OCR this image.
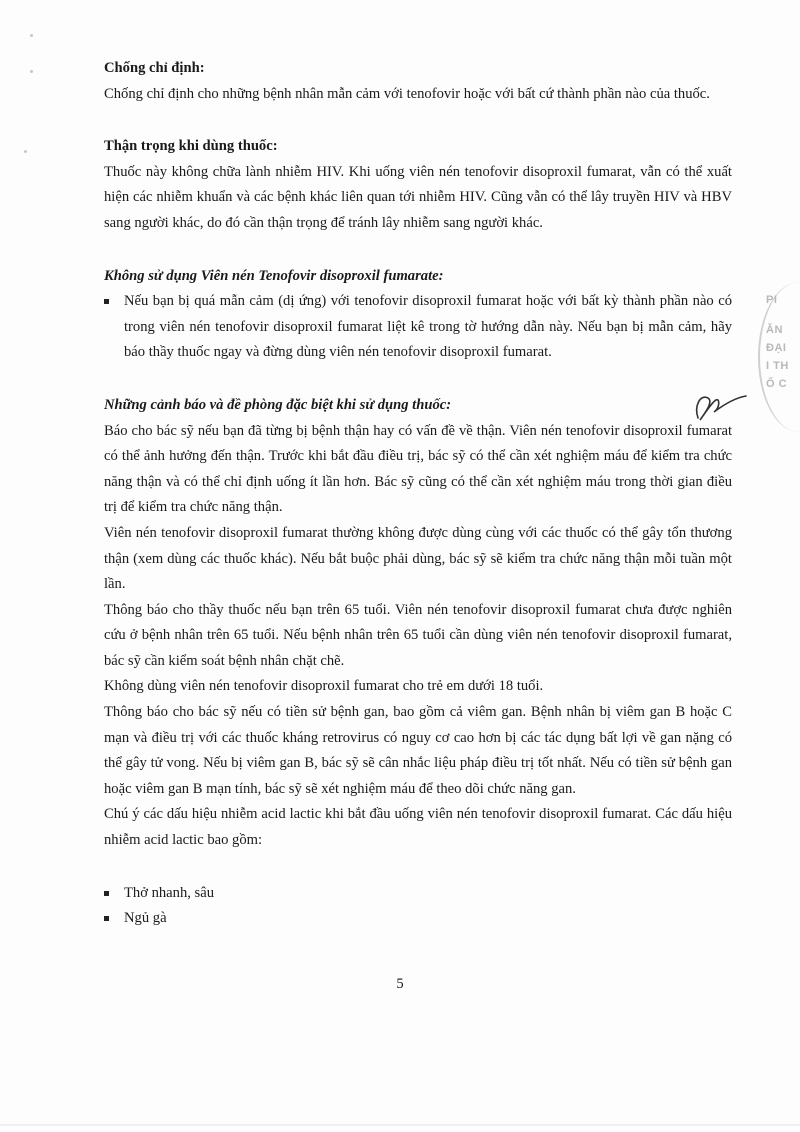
Chống chỉ định:

Chống chỉ định cho những bệnh nhân mẫn cảm với tenofovir hoặc với bất cứ thành phần nào của thuốc.

Thận trọng khi dùng thuốc:

Thuốc này không chữa lành nhiễm HIV. Khi uống viên nén tenofovir disoproxil fumarat, vẫn có thể xuất hiện các nhiễm khuẩn và các bệnh khác liên quan tới nhiễm HIV. Cũng vẫn có thể lây truyền HIV và HBV sang người khác, do đó cần thận trọng để tránh lây nhiễm sang người khác.

Không sử dụng Viên nén Tenofovir disoproxil fumarate:

Nếu bạn bị quá mẫn cảm (dị ứng) với tenofovir disoproxil fumarat hoặc với bất kỳ thành phần nào có trong viên nén tenofovir disoproxil fumarat liệt kê trong tờ hướng dẫn này. Nếu bạn bị mẫn cảm, hãy báo thầy thuốc ngay và đừng dùng viên nén tenofovir disoproxil fumarat.

Những cảnh báo và đề phòng đặc biệt khi sử dụng thuốc:

Báo cho bác sỹ nếu bạn đã từng bị bệnh thận hay có vấn đề về thận. Viên nén tenofovir disoproxil fumarat có thể ảnh hưởng đến thận. Trước khi bắt đầu điều trị, bác sỹ có thể cần xét nghiệm máu để kiểm tra chức năng thận và có thể chỉ định uống ít lần hơn. Bác sỹ cũng có thể cần xét nghiệm máu trong thời gian điều trị để kiểm tra chức năng thận.

Viên nén tenofovir disoproxil fumarat thường không được dùng cùng với các thuốc có thể gây tổn thương thận (xem dùng các thuốc khác). Nếu bắt buộc phải dùng, bác sỹ sẽ kiểm tra chức năng thận mỗi tuần một lần.

Thông báo cho thầy thuốc nếu bạn trên 65 tuổi. Viên nén tenofovir disoproxil fumarat chưa được nghiên cứu ở bệnh nhân trên 65 tuổi. Nếu bệnh nhân trên 65 tuổi cần dùng viên nén tenofovir disoproxil fumarat, bác sỹ cần kiểm soát bệnh nhân chặt chẽ.

Không dùng viên nén tenofovir disoproxil fumarat cho trẻ em dưới 18 tuổi.

Thông báo cho bác sỹ nếu có tiền sử bệnh gan, bao gồm cả viêm gan. Bệnh nhân bị viêm gan B hoặc C mạn và điều trị với các thuốc kháng retrovirus có nguy cơ cao hơn bị các tác dụng bất lợi về gan nặng có thể gây tử vong. Nếu bị viêm gan B, bác sỹ sẽ cân nhắc liệu pháp điều trị tốt nhất. Nếu có tiền sử bệnh gan hoặc viêm gan B mạn tính, bác sỹ sẽ xét nghiệm máu để theo dõi chức năng gan.

Chú ý các dấu hiệu nhiễm acid lactic khi bắt đầu uống viên nén tenofovir disoproxil fumarat. Các dấu hiệu nhiễm acid lactic bao gồm:

Thở nhanh, sâu
Ngủ gà
PI
ĂN
ĐẠI
I TH
Ố C
5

=-=-=

Go through the entries and report every line with the string "tuổi".

Thông báo cho thầy thuốc nếu bạn trên 65 tuổi. Viên nén tenofovir disoproxil fumarat chưa được nghiên cứu ở bệnh nhân trên 65 tuổi. Nếu bệnh nhân trên 65 tuổi cần dùng viên nén tenofovir disoproxil fumarat, bác sỹ cần kiểm soát bệnh nhân chặt chẽ.
Không dùng viên nén tenofovir disoproxil fumarat cho trẻ em dưới 18 tuổi.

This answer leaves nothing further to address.